-- BEGIN Entries supplied --

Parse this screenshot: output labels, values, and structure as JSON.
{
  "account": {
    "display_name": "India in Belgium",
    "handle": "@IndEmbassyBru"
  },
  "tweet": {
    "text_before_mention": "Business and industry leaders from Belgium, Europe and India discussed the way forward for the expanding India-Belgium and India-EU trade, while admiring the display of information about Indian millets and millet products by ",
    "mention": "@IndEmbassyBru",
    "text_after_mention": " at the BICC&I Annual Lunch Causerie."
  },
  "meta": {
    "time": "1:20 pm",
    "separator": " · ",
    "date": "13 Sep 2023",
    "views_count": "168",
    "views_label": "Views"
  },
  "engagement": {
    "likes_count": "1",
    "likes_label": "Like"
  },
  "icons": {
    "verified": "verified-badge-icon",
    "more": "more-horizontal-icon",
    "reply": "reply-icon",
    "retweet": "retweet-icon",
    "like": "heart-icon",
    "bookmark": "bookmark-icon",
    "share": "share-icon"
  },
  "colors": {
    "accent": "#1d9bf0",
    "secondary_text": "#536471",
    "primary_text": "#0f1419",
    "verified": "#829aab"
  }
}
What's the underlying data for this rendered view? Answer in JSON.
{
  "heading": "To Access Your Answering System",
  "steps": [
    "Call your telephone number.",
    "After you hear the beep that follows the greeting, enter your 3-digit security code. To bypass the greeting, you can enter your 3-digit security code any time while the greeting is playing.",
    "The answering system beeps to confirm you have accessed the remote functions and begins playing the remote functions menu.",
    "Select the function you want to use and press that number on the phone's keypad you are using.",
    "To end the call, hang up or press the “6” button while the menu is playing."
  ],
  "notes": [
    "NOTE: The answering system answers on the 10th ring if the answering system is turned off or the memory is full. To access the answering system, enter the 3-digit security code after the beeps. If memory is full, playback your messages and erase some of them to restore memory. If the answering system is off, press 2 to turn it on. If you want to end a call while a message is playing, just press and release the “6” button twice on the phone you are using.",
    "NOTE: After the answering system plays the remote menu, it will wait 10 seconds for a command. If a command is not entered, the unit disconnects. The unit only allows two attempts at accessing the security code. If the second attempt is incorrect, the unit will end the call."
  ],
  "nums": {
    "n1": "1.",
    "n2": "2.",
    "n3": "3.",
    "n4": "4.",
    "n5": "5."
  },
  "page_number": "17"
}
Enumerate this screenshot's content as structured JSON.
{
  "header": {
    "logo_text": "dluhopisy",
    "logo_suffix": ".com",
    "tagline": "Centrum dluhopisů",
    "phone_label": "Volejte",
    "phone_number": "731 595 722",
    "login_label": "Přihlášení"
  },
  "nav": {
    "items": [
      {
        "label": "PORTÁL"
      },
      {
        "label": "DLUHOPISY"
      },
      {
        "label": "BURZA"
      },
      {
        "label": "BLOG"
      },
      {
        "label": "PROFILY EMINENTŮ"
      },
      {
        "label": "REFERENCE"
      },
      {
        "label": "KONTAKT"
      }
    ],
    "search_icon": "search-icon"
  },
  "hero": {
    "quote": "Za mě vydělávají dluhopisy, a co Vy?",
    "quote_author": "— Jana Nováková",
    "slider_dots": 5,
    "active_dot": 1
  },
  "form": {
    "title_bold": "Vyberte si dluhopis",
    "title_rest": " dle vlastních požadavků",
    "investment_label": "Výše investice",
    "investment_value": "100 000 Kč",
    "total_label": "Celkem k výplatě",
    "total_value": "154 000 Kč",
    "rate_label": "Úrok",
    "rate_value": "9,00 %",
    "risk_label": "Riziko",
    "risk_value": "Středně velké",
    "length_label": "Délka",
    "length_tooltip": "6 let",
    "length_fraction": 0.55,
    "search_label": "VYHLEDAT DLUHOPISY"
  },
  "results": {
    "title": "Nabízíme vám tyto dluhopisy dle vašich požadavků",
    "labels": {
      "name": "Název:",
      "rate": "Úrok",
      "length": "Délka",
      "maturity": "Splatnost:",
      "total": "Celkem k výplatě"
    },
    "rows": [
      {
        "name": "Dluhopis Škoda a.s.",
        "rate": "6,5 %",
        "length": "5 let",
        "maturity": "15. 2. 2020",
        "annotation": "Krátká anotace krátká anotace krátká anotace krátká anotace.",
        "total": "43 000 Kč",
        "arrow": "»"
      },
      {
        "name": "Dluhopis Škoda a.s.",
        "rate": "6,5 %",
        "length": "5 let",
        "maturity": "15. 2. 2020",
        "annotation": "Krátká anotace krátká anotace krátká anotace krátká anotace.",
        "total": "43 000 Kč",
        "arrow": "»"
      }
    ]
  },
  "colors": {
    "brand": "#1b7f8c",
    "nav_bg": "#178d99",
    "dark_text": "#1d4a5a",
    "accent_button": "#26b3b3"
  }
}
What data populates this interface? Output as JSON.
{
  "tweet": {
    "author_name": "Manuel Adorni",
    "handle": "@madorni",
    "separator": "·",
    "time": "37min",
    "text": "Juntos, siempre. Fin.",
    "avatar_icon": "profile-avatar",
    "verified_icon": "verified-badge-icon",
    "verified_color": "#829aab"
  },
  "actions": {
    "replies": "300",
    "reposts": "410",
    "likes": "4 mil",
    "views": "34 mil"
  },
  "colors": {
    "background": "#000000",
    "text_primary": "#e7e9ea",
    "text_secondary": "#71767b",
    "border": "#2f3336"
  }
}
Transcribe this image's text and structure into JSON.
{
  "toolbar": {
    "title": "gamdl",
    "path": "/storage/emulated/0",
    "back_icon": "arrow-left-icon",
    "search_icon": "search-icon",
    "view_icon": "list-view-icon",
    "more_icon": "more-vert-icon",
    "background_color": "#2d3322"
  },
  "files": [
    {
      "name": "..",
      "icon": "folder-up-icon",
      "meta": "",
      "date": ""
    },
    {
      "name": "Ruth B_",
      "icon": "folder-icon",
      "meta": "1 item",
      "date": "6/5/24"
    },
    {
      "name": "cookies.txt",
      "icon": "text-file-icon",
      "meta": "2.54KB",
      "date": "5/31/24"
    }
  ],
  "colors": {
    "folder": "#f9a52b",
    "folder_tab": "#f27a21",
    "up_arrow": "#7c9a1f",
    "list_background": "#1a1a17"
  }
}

-- END Entries supplied --

## Short problem
Return every entry exactly as given.

## Result of this task
Parse this screenshot: output labels, values, and structure as JSON.
{
  "account": {
    "display_name": "India in Belgium",
    "handle": "@IndEmbassyBru"
  },
  "tweet": {
    "text_before_mention": "Business and industry leaders from Belgium, Europe and India discussed the way forward for the expanding India-Belgium and India-EU trade, while admiring the display of information about Indian millets and millet products by ",
    "mention": "@IndEmbassyBru",
    "text_after_mention": " at the BICC&I Annual Lunch Causerie."
  },
  "meta": {
    "time": "1:20 pm",
    "separator": " · ",
    "date": "13 Sep 2023",
    "views_count": "168",
    "views_label": "Views"
  },
  "engagement": {
    "likes_count": "1",
    "likes_label": "Like"
  },
  "icons": {
    "verified": "verified-badge-icon",
    "more": "more-horizontal-icon",
    "reply": "reply-icon",
    "retweet": "retweet-icon",
    "like": "heart-icon",
    "bookmark": "bookmark-icon",
    "share": "share-icon"
  },
  "colors": {
    "accent": "#1d9bf0",
    "secondary_text": "#536471",
    "primary_text": "#0f1419",
    "verified": "#829aab"
  }
}
What's the underlying data for this rendered view? Answer in JSON.
{
  "heading": "To Access Your Answering System",
  "steps": [
    "Call your telephone number.",
    "After you hear the beep that follows the greeting, enter your 3-digit security code. To bypass the greeting, you can enter your 3-digit security code any time while the greeting is playing.",
    "The answering system beeps to confirm you have accessed the remote functions and begins playing the remote functions menu.",
    "Select the function you want to use and press that number on the phone's keypad you are using.",
    "To end the call, hang up or press the “6” button while the menu is playing."
  ],
  "notes": [
    "NOTE: The answering system answers on the 10th ring if the answering system is turned off or the memory is full. To access the answering system, enter the 3-digit security code after the beeps. If memory is full, playback your messages and erase some of them to restore memory. If the answering system is off, press 2 to turn it on. If you want to end a call while a message is playing, just press and release the “6” button twice on the phone you are using.",
    "NOTE: After the answering system plays the remote menu, it will wait 10 seconds for a command. If a command is not entered, the unit disconnects. The unit only allows two attempts at accessing the security code. If the second attempt is incorrect, the unit will end the call."
  ],
  "nums": {
    "n1": "1.",
    "n2": "2.",
    "n3": "3.",
    "n4": "4.",
    "n5": "5."
  },
  "page_number": "17"
}
Enumerate this screenshot's content as structured JSON.
{
  "header": {
    "logo_text": "dluhopisy",
    "logo_suffix": ".com",
    "tagline": "Centrum dluhopisů",
    "phone_label": "Volejte",
    "phone_number": "731 595 722",
    "login_label": "Přihlášení"
  },
  "nav": {
    "items": [
      {
        "label": "PORTÁL"
      },
      {
        "label": "DLUHOPISY"
      },
      {
        "label": "BURZA"
      },
      {
        "label": "BLOG"
      },
      {
        "label": "PROFILY EMINENTŮ"
      },
      {
        "label": "REFERENCE"
      },
      {
        "label": "KONTAKT"
      }
    ],
    "search_icon": "search-icon"
  },
  "hero": {
    "quote": "Za mě vydělávají dluhopisy, a co Vy?",
    "quote_author": "— Jana Nováková",
    "slider_dots": 5,
    "active_dot": 1
  },
  "form": {
    "title_bold": "Vyberte si dluhopis",
    "title_rest": " dle vlastních požadavků",
    "investment_label": "Výše investice",
    "investment_value": "100 000 Kč",
    "total_label": "Celkem k výplatě",
    "total_value": "154 000 Kč",
    "rate_label": "Úrok",
    "rate_value": "9,00 %",
    "risk_label": "Riziko",
    "risk_value": "Středně velké",
    "length_label": "Délka",
    "length_tooltip": "6 let",
    "length_fraction": 0.55,
    "search_label": "VYHLEDAT DLUHOPISY"
  },
  "results": {
    "title": "Nabízíme vám tyto dluhopisy dle vašich požadavků",
    "labels": {
      "name": "Název:",
      "rate": "Úrok",
      "length": "Délka",
      "maturity": "Splatnost:",
      "total": "Celkem k výplatě"
    },
    "rows": [
      {
        "name": "Dluhopis Škoda a.s.",
        "rate": "6,5 %",
        "length": "5 let",
        "maturity": "15. 2. 2020",
        "annotation": "Krátká anotace krátká anotace krátká anotace krátká anotace.",
        "total": "43 000 Kč",
        "arrow": "»"
      },
      {
        "name": "Dluhopis Škoda a.s.",
        "rate": "6,5 %",
        "length": "5 let",
        "maturity": "15. 2. 2020",
        "annotation": "Krátká anotace krátká anotace krátká anotace krátká anotace.",
        "total": "43 000 Kč",
        "arrow": "»"
      }
    ]
  },
  "colors": {
    "brand": "#1b7f8c",
    "nav_bg": "#178d99",
    "dark_text": "#1d4a5a",
    "accent_button": "#26b3b3"
  }
}
What data populates this interface? Output as JSON.
{
  "tweet": {
    "author_name": "Manuel Adorni",
    "handle": "@madorni",
    "separator": "·",
    "time": "37min",
    "text": "Juntos, siempre. Fin.",
    "avatar_icon": "profile-avatar",
    "verified_icon": "verified-badge-icon",
    "verified_color": "#829aab"
  },
  "actions": {
    "replies": "300",
    "reposts": "410",
    "likes": "4 mil",
    "views": "34 mil"
  },
  "colors": {
    "background": "#000000",
    "text_primary": "#e7e9ea",
    "text_secondary": "#71767b",
    "border": "#2f3336"
  }
}
Transcribe this image's text and structure into JSON.
{
  "toolbar": {
    "title": "gamdl",
    "path": "/storage/emulated/0",
    "back_icon": "arrow-left-icon",
    "search_icon": "search-icon",
    "view_icon": "list-view-icon",
    "more_icon": "more-vert-icon",
    "background_color": "#2d3322"
  },
  "files": [
    {
      "name": "..",
      "icon": "folder-up-icon",
      "meta": "",
      "date": ""
    },
    {
      "name": "Ruth B_",
      "icon": "folder-icon",
      "meta": "1 item",
      "date": "6/5/24"
    },
    {
      "name": "cookies.txt",
      "icon": "text-file-icon",
      "meta": "2.54KB",
      "date": "5/31/24"
    }
  ],
  "colors": {
    "folder": "#f9a52b",
    "folder_tab": "#f27a21",
    "up_arrow": "#7c9a1f",
    "list_background": "#1a1a17"
  }
}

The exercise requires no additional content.